**Assignment**
Where a line in the records below includes "value", pull that line out.

......

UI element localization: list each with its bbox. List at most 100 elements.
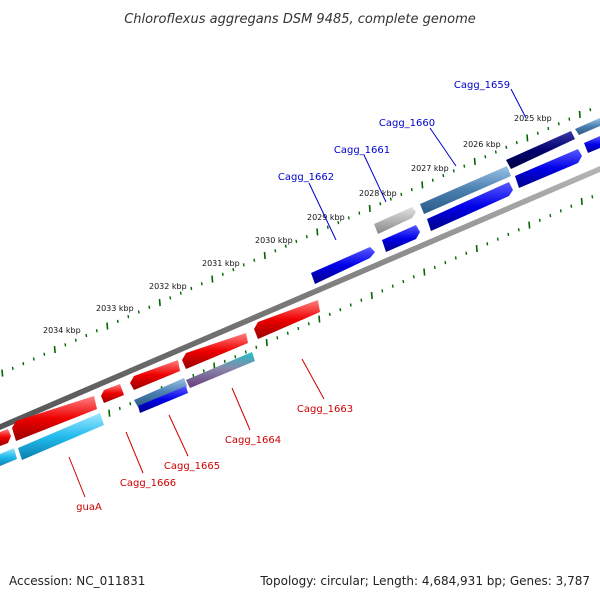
reverse-strand [0,300,320,466]
tick-mark [473,157,476,165]
tick-mark [568,117,571,121]
tick-mark [410,188,413,192]
tick-mark [244,350,247,354]
tick-mark [433,265,436,269]
tick-mark [265,339,268,347]
tick-mark [53,346,56,354]
tick-mark [234,355,237,359]
gene-label-top[interactable]: Cagg_1662 [278,172,334,183]
tick-mark [74,338,77,342]
feature-cagg-1665-steel[interactable] [134,378,187,407]
feature-cagg-1666[interactable] [101,384,124,403]
gene-label-top[interactable]: Cagg_1659 [454,80,510,91]
tick-mark [412,275,415,279]
gene-label-bottom[interactable]: Cagg_1666 [120,478,176,489]
feature-cagg-1661-grey[interactable] [374,207,416,234]
gene-label-bottom[interactable]: Cagg_1664 [225,435,281,446]
tick-mark [402,279,405,284]
tick-mark [486,242,489,246]
tick-mark [421,181,424,189]
tick-mark [431,178,434,182]
tick-mark [360,298,363,302]
tick-mark [389,197,392,201]
tick-mark [274,249,277,253]
tick-mark [370,291,373,300]
tick-mark [286,331,289,335]
tick-mark [463,164,466,168]
feature-cagg-1660[interactable] [420,166,511,214]
tick-mark [379,202,382,206]
feature-cagg-1659[interactable] [506,131,575,169]
tick-mark [381,289,384,293]
tick-mark [232,267,235,272]
tick-mark [444,261,447,265]
tick-mark [400,192,403,196]
tick-mark [192,373,195,378]
outer-tick-ring [1,108,592,377]
feature-cagg-1665[interactable] [130,360,180,390]
gene-label-bottom[interactable]: guaA [76,502,102,513]
tick-mark [465,251,468,255]
tick-mark [307,322,310,326]
tick-mark [454,256,457,260]
feature-left-edge[interactable] [0,429,11,446]
tick-mark [106,322,109,330]
tick-mark [484,155,487,159]
tick-mark [328,312,331,317]
tick-mark [580,197,583,206]
tick-mark [507,232,510,237]
accession-text: Accession: NC_011831 [9,574,146,588]
tick-mark [442,173,445,178]
tick-mark [253,258,256,262]
gene-label-bottom[interactable]: Cagg_1665 [164,461,220,472]
tick-mark [95,329,98,333]
tick-mark [169,296,172,300]
callout-lines [68,88,527,498]
tick-mark [475,244,478,253]
feature-guaA[interactable] [12,396,97,441]
feature-cyan-long[interactable] [18,413,104,460]
feature-cagg-1660-inner[interactable] [515,149,582,188]
gene-label-bottom[interactable]: Cagg_1663 [297,404,353,415]
kbp-label: 2026 kbp [463,140,501,149]
tick-mark [515,140,518,145]
gene-label-top[interactable]: Cagg_1660 [379,118,435,129]
tick-mark [137,310,140,314]
tick-mark [557,122,560,126]
tick-mark [358,211,361,215]
genome-backbone [0,166,600,430]
tick-mark [43,352,46,356]
tick-mark [578,110,581,118]
feature-right-edge[interactable] [584,136,600,153]
genome-summary-text: Topology: circular; Length: 4,684,931 bp… [260,574,590,588]
tick-mark [179,291,182,295]
tick-mark [505,145,508,149]
tick-mark [190,286,193,291]
feature-cagg-1663[interactable] [254,300,320,339]
feature-cyan-edge[interactable] [0,448,17,466]
tick-mark [127,315,130,319]
page-title: Chloroflexus aggregans DSM 9485, complet… [124,12,476,27]
feature-cagg-1662-main[interactable] [311,247,375,284]
tick-mark [85,333,88,338]
tick-mark [32,357,35,361]
feature-cagg-1665-blue[interactable] [138,386,188,413]
tick-mark [326,225,329,229]
gene-label-top[interactable]: Cagg_1661 [334,145,390,156]
tick-mark [337,220,340,225]
feature-cagg-1662[interactable] [382,225,420,252]
feature-cagg-1661[interactable] [427,182,513,231]
feature-cagg-1664[interactable] [182,333,248,369]
tick-mark [129,402,132,406]
feature-cagg-1659-next[interactable] [575,118,600,135]
tick-mark [347,216,350,220]
tick-mark [242,263,245,267]
tick-mark [494,150,497,154]
kbp-label: 2027 kbp [411,164,449,173]
kbp-label: 2030 kbp [255,236,293,245]
kbp-label: 2031 kbp [202,259,240,268]
feature-cagg-1664-mix[interactable] [186,352,255,388]
tick-mark [526,134,529,142]
tick-mark [517,228,520,232]
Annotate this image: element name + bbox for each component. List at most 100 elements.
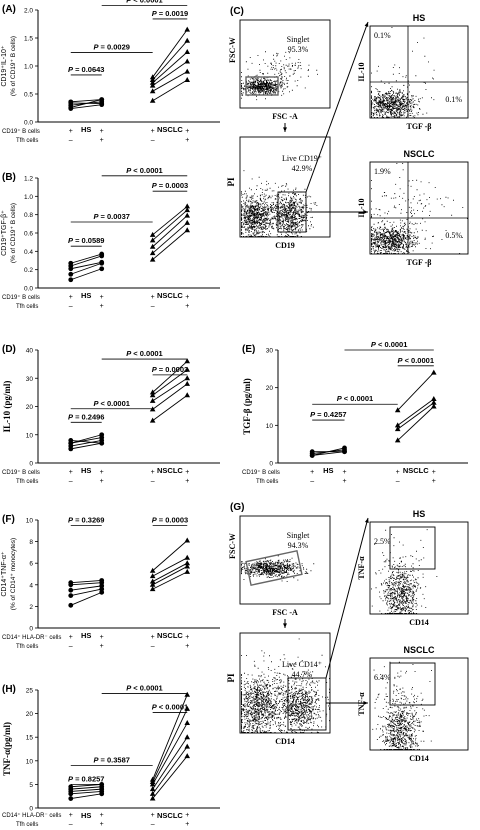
y-axis-label: TGF-β (pg/ml) <box>242 378 252 435</box>
p-value-hs: P = 0.0643 <box>68 65 105 74</box>
row1-sign: + <box>432 469 436 476</box>
nsclc-pair-line <box>152 755 188 799</box>
row1-sign: + <box>100 469 104 476</box>
group-label-nsclc: NSCLC <box>403 466 429 475</box>
nsclc-point <box>184 227 191 233</box>
group-label-hs: HS <box>81 631 91 640</box>
row-label-cells: CD14⁺ HLA-DR⁻ cells <box>2 634 61 641</box>
row1-sign: + <box>69 294 73 301</box>
nsclc-point <box>184 77 191 82</box>
singlet-percent: 94.3% <box>288 541 309 550</box>
gate-x-label: CD14 <box>275 737 295 746</box>
nsclc-point <box>184 554 191 560</box>
nsclc-point <box>184 537 191 543</box>
p-value-cross: P < 0.0001 <box>93 399 130 408</box>
row-label-tfh: Tfh cells <box>16 822 38 828</box>
panel-b: (B) 0.0 0.2 0.4 0.6 0.8 1.0 1.2 CD19⁺TGF-β⁺ (% of… <box>1 166 220 310</box>
singlet-label: Singlet <box>287 35 310 44</box>
nsclc-point <box>149 79 156 85</box>
row1-sign: + <box>151 294 155 301</box>
row2-sign: – <box>151 303 155 310</box>
nsclc-point <box>149 581 156 587</box>
gate-x-label: CD19 <box>275 241 295 250</box>
panel-letter: (B) <box>2 172 16 183</box>
nsclc-pair-line <box>152 222 188 254</box>
row-label-tfh: Tfh cells <box>16 479 38 485</box>
quad-lr-percent: 0.5% <box>445 231 462 240</box>
row-label-cells: CD19⁺ B cells <box>2 469 40 476</box>
p-value-cross: P = 0.3587 <box>93 756 130 765</box>
arrow-to-hs <box>325 517 369 679</box>
p-value-top: P < 0.0001 <box>126 166 163 175</box>
hs-point <box>68 796 74 801</box>
quad-lr-percent: 0.1% <box>445 95 462 104</box>
event-dots <box>241 638 330 733</box>
nsclc-pair-line <box>152 40 188 81</box>
panel-letter: (D) <box>2 344 16 355</box>
nsclc-point <box>149 790 156 796</box>
y-tick-label: 6 <box>29 561 33 568</box>
row2-sign: – <box>151 821 155 828</box>
group-label-hs: HS <box>81 466 91 475</box>
row2-sign: – <box>69 478 73 485</box>
y-tick-label: 4 <box>29 582 33 589</box>
nsclc-pair-line <box>152 736 188 790</box>
panel-e: (E) 0 10 20 30 TGF-β (pg/ml) HS NSCLC CD19⁺ B ce… <box>242 340 468 485</box>
y-tick-label: 0 <box>29 806 33 813</box>
singlet-gate <box>245 76 279 96</box>
tnf-gate <box>389 662 436 706</box>
nsclc-pair-line <box>397 372 435 411</box>
tnf-percent: 6.4% <box>374 673 391 682</box>
nsclc-pair-line <box>397 398 435 426</box>
row-label-cells: CD19⁺ B cells <box>2 294 40 301</box>
row2-sign: + <box>100 643 104 650</box>
arrow-to-hs-head <box>364 22 369 27</box>
singlet-label: Singlet <box>287 531 310 540</box>
hs-pair-line <box>70 786 102 790</box>
live-gate <box>287 677 327 731</box>
singlet-percent: 95.3% <box>288 45 309 54</box>
nsclc-point <box>149 578 156 584</box>
panel-f: (F) 0 2 4 6 8 10 CD14⁺TNF-α⁺ (% of CD14⁺ monocyt… <box>1 514 220 650</box>
p-value-cross: P = 0.0037 <box>93 212 130 221</box>
row2-sign: + <box>100 478 104 485</box>
row1-sign: + <box>342 469 346 476</box>
nsclc-point <box>394 426 401 432</box>
nsclc-pair-line <box>152 29 188 78</box>
y-tick-label: 20 <box>266 385 274 392</box>
hs-point <box>68 271 74 277</box>
event-dots <box>371 80 432 118</box>
row2-sign: – <box>151 137 155 144</box>
hs-point <box>99 440 105 446</box>
y-tick-label: 30 <box>266 348 274 355</box>
arrow-to-nsclc-head <box>363 210 368 214</box>
group-label-nsclc: NSCLC <box>157 291 183 300</box>
y-tick-label: 0.6 <box>24 231 33 238</box>
row1-sign: + <box>69 128 73 135</box>
p-value-cross: P < 0.0001 <box>337 394 374 403</box>
nsclc-pair-line <box>152 562 188 582</box>
hs-point <box>68 587 74 593</box>
group-label-nsclc: NSCLC <box>157 466 183 475</box>
y-tick-label: 40 <box>26 348 34 355</box>
row2-sign: – <box>151 643 155 650</box>
nsclc-point <box>149 567 156 573</box>
quad-x-label: CD14 <box>409 618 429 627</box>
row1-sign: + <box>151 469 155 476</box>
row2-sign: – <box>310 478 314 485</box>
nsclc-point <box>184 380 191 386</box>
quad-y-label: IL-10 <box>357 198 366 217</box>
gate-y-label: PI <box>226 177 236 186</box>
row1-sign: + <box>185 634 189 641</box>
quad-y-label: TNF-α <box>357 692 366 716</box>
y-tick-label: 0 <box>29 461 33 468</box>
hs-point <box>342 449 347 455</box>
row-label-tfh: Tfh cells <box>16 644 38 650</box>
hs-point <box>99 101 105 106</box>
nsclc-point <box>184 691 191 697</box>
nsclc-point <box>431 395 437 401</box>
hs-point <box>68 438 74 443</box>
row1-sign: + <box>185 812 189 819</box>
nsclc-point <box>184 37 191 43</box>
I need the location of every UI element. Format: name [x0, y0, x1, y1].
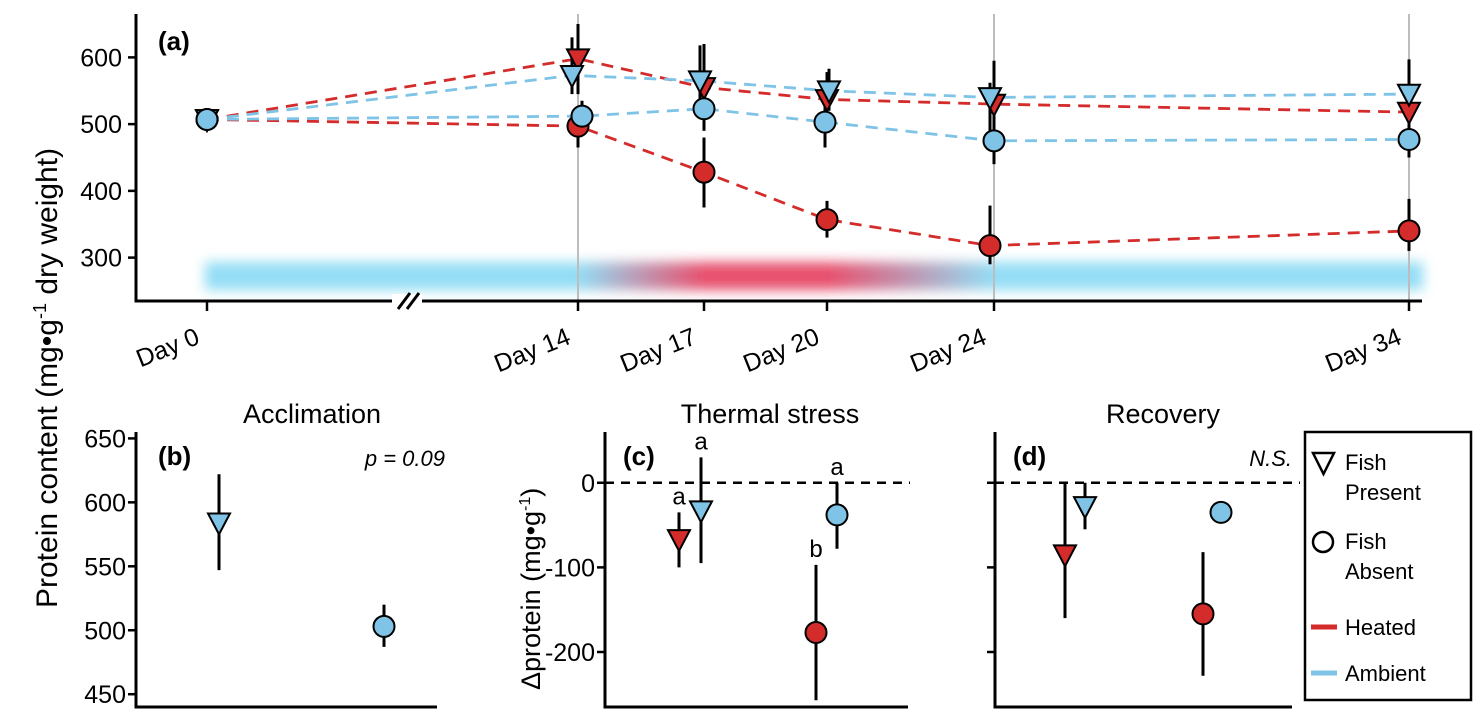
legend-triangle-icon — [1310, 451, 1337, 477]
y-tick-label: 300 — [80, 245, 122, 273]
legend-heated-label: Heated — [1345, 615, 1416, 640]
panel-d-axes — [993, 432, 1292, 709]
panel-c-axes — [603, 432, 908, 709]
data-point-heated-fish-absent — [1191, 602, 1215, 626]
series-line-ambient-fish-absent — [206, 107, 1410, 143]
data-point-ambient-fish-present — [977, 87, 1003, 112]
data-point-heated-fish-absent — [1397, 219, 1421, 243]
data-point-ambient-fish-absent — [1397, 127, 1421, 151]
legend-box — [1303, 430, 1473, 702]
y-tick-label: 450 — [84, 681, 126, 709]
legend-ambient-label: Ambient — [1345, 661, 1426, 686]
y-axis-label: Protein content (mg•g-1 dry weight) — [30, 148, 64, 608]
data-point-heated-fish-present — [666, 529, 692, 554]
legend-fish-present-line2: Present — [1345, 480, 1421, 505]
x-tick-label: Day 34 — [1321, 323, 1405, 379]
series-line-heated-fish-present — [206, 57, 1410, 121]
data-point-ambient-fish-absent — [813, 110, 837, 134]
panel-a: 300 400 500 600 Day 0 Day 14 Day 17 Day 20 Day … — [80, 14, 1423, 378]
data-point-heated-fish-absent — [804, 621, 828, 645]
data-point-ambient-fish-present — [1072, 496, 1098, 521]
panel-c-y-axis-label: Δprotein (mg•g-1) — [516, 488, 546, 690]
panel-c-letter: (c) — [623, 441, 655, 471]
temperature-band — [205, 262, 1423, 290]
data-point-ambient-fish-present — [206, 512, 232, 537]
data-point-heated-fish-absent — [978, 234, 1002, 258]
panel-b: 450 500 550 600 650 (b) Acclimation p = 0.09 — [84, 399, 445, 709]
y-tick-label: 600 — [80, 44, 122, 72]
data-point-heated-fish-absent — [692, 160, 716, 184]
x-tick-label: Day 20 — [739, 323, 823, 379]
data-point-ambient-fish-absent — [825, 503, 849, 527]
y-tick-label: 650 — [84, 425, 126, 453]
significance-letter: a — [694, 428, 708, 455]
data-point-ambient-fish-absent — [1209, 500, 1233, 524]
significance-letter: a — [830, 454, 844, 481]
y-tick-label: 500 — [84, 617, 126, 645]
panel-d: (d) Recovery N.S. — [987, 399, 1300, 709]
panel-b-title: Acclimation — [243, 399, 381, 429]
legend-fish-present-line1: Fish — [1345, 450, 1387, 475]
y-tick-label: -100 — [545, 554, 595, 582]
data-point-ambient-fish-absent — [570, 104, 594, 128]
x-tick-label: Day 0 — [132, 323, 203, 373]
panel-a-letter: (a) — [158, 26, 190, 56]
y-tick-label: 550 — [84, 553, 126, 581]
data-point-ambient-fish-absent — [372, 614, 396, 638]
y-tick-label: 600 — [84, 489, 126, 517]
x-tick-label: Day 14 — [490, 323, 574, 379]
legend: Fish Present Fish Absent Heated Ambient — [1303, 430, 1473, 702]
significance-letter: a — [672, 483, 686, 510]
panel-d-letter: (d) — [1013, 441, 1046, 471]
legend-circle-icon — [1311, 530, 1335, 554]
data-point-ambient-fish-present — [687, 70, 713, 95]
data-point-ambient-fish-absent — [982, 129, 1006, 153]
series-line-heated-fish-absent — [206, 118, 1410, 248]
y-tick-label: 0 — [581, 470, 595, 498]
y-tick-label: 400 — [80, 178, 122, 206]
panel-d-annotation: N.S. — [1249, 446, 1292, 471]
data-point-ambient-fish-present — [688, 500, 714, 525]
axis-break-mark — [392, 292, 422, 310]
significance-letter: b — [809, 536, 822, 563]
panel-d-title: Recovery — [1106, 399, 1221, 429]
data-point-heated-fish-present — [565, 48, 591, 73]
data-point-ambient-fish-absent — [195, 107, 219, 131]
data-point-heated-fish-absent — [815, 208, 839, 232]
panel-b-axes — [134, 432, 437, 709]
series-line-ambient-fish-present — [206, 74, 1410, 121]
panel-c-title: Thermal stress — [681, 399, 860, 429]
data-point-ambient-fish-present — [1396, 83, 1422, 108]
panel-b-letter: (b) — [158, 441, 191, 471]
data-point-ambient-fish-present — [816, 80, 842, 105]
y-tick-label: 500 — [80, 111, 122, 139]
data-point-heated-fish-present — [1052, 544, 1078, 569]
y-tick-label: -200 — [545, 639, 595, 667]
legend-fish-absent-line2: Absent — [1345, 559, 1414, 584]
panel-c: Δprotein (mg•g-1) -200 -100 0 a a b a (c) The… — [516, 399, 910, 709]
data-point-ambient-fish-present — [559, 65, 585, 90]
panel-b-annotation: p = 0.09 — [364, 446, 445, 471]
x-tick-label: Day 24 — [906, 323, 990, 379]
x-tick-label: Day 17 — [616, 323, 700, 379]
data-point-ambient-fish-absent — [692, 97, 716, 121]
legend-fish-absent-line1: Fish — [1345, 529, 1387, 554]
panel-a-axes — [134, 14, 1422, 303]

......

**Output of the exercise**
p-value-hs: P = 0.0643 <box>68 65 105 74</box>
p-value-cross: P < 0.0001 <box>93 399 130 408</box>
p-value-cross: P = 0.3587 <box>93 756 130 765</box>
p-value-top: P < 0.0001 <box>126 166 163 175</box>
p-value-cross: P = 0.0037 <box>93 212 130 221</box>
p-value-cross: P < 0.0001 <box>337 394 374 403</box>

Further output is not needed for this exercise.